* [Exercise objective]: Show all lines from the data that include the word "What".

[Dataset items]
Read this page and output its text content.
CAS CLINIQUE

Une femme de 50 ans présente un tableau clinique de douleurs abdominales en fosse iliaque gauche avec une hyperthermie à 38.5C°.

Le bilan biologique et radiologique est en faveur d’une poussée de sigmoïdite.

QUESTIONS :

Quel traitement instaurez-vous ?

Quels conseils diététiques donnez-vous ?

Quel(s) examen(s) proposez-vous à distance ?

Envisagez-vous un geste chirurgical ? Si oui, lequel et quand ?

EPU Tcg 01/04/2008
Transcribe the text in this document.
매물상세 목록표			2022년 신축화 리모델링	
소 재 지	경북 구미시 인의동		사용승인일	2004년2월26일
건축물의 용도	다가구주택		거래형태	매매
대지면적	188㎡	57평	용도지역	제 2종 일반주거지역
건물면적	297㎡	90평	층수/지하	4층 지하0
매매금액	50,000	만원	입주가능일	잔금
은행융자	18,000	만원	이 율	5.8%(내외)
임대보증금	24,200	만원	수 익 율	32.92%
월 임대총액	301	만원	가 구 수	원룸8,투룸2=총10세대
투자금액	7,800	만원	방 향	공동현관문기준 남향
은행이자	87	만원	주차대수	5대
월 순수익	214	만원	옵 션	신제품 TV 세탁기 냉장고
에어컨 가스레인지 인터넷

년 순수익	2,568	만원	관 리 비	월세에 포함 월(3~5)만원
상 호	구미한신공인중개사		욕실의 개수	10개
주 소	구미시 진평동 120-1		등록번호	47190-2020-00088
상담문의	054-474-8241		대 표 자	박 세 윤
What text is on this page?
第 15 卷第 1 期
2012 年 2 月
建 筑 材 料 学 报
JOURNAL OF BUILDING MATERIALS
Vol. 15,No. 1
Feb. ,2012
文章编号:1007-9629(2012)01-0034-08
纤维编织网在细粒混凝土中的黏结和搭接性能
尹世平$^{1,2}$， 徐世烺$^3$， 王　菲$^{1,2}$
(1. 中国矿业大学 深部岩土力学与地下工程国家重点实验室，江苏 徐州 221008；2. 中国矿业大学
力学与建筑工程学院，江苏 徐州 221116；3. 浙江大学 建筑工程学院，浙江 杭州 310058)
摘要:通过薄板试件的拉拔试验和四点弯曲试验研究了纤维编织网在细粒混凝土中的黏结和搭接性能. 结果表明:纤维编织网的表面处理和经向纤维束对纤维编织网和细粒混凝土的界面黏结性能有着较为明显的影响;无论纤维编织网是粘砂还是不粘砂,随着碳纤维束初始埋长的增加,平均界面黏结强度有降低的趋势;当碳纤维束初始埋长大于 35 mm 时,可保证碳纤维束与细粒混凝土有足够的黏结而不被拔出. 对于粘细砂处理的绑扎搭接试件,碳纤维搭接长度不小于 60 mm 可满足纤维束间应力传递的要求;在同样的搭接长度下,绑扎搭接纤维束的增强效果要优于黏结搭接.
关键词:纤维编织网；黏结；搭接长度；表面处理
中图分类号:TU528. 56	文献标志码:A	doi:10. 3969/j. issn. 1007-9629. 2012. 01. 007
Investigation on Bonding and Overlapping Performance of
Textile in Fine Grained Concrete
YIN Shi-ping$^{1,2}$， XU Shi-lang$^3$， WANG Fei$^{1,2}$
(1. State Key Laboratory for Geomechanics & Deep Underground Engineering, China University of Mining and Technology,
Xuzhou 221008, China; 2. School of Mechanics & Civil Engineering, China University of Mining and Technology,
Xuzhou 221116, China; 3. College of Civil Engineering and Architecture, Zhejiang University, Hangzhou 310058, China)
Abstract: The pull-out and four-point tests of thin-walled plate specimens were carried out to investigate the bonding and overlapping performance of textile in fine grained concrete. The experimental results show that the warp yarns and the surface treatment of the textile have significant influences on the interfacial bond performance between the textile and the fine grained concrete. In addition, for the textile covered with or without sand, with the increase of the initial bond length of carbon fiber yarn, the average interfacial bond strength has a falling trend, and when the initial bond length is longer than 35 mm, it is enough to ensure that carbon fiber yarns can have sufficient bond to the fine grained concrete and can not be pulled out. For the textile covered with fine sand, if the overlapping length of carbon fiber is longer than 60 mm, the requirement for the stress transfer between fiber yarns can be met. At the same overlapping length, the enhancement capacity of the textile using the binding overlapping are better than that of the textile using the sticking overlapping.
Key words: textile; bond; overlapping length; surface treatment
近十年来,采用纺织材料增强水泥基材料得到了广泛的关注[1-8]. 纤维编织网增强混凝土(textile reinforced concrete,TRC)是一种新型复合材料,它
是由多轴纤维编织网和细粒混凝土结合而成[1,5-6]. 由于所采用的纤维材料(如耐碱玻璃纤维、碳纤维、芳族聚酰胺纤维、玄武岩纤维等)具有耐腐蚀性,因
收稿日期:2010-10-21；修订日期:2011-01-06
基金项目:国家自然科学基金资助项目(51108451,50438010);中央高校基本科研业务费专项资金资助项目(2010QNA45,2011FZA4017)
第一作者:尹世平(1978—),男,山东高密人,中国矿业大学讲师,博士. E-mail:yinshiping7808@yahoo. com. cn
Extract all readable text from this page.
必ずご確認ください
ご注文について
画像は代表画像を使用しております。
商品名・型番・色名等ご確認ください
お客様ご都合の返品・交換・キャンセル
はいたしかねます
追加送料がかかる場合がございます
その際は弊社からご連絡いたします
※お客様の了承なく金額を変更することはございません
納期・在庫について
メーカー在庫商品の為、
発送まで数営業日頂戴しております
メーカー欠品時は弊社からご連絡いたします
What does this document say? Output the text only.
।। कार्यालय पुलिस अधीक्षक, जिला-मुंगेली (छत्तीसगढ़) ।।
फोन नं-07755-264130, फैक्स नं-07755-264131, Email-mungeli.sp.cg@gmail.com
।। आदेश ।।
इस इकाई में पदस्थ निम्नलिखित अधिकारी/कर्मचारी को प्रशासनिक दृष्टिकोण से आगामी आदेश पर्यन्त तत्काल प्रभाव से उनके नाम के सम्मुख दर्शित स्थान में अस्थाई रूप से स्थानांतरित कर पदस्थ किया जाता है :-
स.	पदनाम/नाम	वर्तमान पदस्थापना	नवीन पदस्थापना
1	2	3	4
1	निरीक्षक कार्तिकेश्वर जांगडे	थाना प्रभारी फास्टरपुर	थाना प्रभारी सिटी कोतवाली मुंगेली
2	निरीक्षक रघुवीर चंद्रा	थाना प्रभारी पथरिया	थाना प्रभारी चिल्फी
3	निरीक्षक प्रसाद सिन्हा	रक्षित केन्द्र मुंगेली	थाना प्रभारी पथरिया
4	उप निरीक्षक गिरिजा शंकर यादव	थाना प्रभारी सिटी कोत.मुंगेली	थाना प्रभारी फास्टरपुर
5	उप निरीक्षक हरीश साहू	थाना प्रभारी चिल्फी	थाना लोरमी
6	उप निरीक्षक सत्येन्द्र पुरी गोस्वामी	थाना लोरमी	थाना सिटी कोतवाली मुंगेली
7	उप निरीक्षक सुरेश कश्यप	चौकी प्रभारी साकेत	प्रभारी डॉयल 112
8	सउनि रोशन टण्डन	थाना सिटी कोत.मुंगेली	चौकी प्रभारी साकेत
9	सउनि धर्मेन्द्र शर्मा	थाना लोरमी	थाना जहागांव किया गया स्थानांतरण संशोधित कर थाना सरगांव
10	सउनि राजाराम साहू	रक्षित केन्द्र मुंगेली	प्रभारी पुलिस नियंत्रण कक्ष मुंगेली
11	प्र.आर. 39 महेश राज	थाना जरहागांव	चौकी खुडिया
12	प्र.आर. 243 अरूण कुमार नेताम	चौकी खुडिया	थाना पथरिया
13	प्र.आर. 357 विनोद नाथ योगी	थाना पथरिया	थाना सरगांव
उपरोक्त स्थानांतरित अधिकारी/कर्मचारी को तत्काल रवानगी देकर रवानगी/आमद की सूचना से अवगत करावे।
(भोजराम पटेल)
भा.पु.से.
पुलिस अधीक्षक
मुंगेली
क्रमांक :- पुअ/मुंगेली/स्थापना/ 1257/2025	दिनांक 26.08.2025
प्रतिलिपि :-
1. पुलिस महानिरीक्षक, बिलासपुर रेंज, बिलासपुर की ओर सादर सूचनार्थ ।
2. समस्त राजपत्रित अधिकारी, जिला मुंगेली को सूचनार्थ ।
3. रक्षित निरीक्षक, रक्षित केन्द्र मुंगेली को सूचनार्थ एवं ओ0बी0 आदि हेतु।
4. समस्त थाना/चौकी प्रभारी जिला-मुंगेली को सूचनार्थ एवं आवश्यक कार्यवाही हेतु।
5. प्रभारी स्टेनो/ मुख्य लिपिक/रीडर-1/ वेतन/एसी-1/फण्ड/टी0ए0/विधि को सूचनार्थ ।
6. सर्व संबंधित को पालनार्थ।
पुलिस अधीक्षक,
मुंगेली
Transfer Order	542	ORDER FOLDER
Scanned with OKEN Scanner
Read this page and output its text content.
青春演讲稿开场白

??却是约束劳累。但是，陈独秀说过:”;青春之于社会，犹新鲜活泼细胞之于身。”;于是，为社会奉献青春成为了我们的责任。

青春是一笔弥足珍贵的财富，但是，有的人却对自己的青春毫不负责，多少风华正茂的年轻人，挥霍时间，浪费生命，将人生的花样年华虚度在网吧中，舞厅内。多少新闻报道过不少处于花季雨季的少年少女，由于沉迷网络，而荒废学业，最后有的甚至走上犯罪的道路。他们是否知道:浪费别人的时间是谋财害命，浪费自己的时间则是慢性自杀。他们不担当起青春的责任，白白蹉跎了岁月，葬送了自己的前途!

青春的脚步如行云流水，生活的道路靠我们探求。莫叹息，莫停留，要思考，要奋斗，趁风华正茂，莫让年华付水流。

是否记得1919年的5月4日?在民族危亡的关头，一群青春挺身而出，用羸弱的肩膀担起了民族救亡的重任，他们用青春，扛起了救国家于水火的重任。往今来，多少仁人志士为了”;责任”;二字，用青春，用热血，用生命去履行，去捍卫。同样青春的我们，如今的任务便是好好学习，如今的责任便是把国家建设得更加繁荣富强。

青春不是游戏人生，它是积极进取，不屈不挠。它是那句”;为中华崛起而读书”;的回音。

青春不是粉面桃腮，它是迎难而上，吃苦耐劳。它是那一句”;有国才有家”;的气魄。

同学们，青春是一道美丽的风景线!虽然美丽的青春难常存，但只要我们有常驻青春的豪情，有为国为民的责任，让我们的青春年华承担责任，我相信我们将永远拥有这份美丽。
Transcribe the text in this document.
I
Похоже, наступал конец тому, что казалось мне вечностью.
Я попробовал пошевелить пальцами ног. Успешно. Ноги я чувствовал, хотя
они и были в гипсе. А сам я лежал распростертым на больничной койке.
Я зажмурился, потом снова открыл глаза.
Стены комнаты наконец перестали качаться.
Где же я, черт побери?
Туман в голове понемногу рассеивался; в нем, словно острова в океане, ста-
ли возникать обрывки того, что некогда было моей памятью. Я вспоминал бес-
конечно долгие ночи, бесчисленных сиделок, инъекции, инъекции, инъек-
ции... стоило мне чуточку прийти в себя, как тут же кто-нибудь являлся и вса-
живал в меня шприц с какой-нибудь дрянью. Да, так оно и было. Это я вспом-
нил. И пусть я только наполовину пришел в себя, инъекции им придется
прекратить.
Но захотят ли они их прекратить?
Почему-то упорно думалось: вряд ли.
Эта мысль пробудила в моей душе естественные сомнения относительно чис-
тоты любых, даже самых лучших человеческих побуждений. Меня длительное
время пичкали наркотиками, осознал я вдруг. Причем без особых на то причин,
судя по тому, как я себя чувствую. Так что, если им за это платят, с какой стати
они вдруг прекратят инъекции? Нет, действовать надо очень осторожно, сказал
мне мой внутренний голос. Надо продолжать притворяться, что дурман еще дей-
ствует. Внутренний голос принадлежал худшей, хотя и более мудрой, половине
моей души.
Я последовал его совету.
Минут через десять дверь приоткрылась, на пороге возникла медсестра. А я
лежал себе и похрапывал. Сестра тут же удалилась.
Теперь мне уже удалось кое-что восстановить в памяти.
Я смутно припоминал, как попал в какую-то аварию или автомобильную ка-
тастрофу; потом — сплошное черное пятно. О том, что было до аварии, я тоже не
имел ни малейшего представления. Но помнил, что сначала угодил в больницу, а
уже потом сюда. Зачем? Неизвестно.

* [Completed task]:
What text is on this page?
What does this document say? Output the text only.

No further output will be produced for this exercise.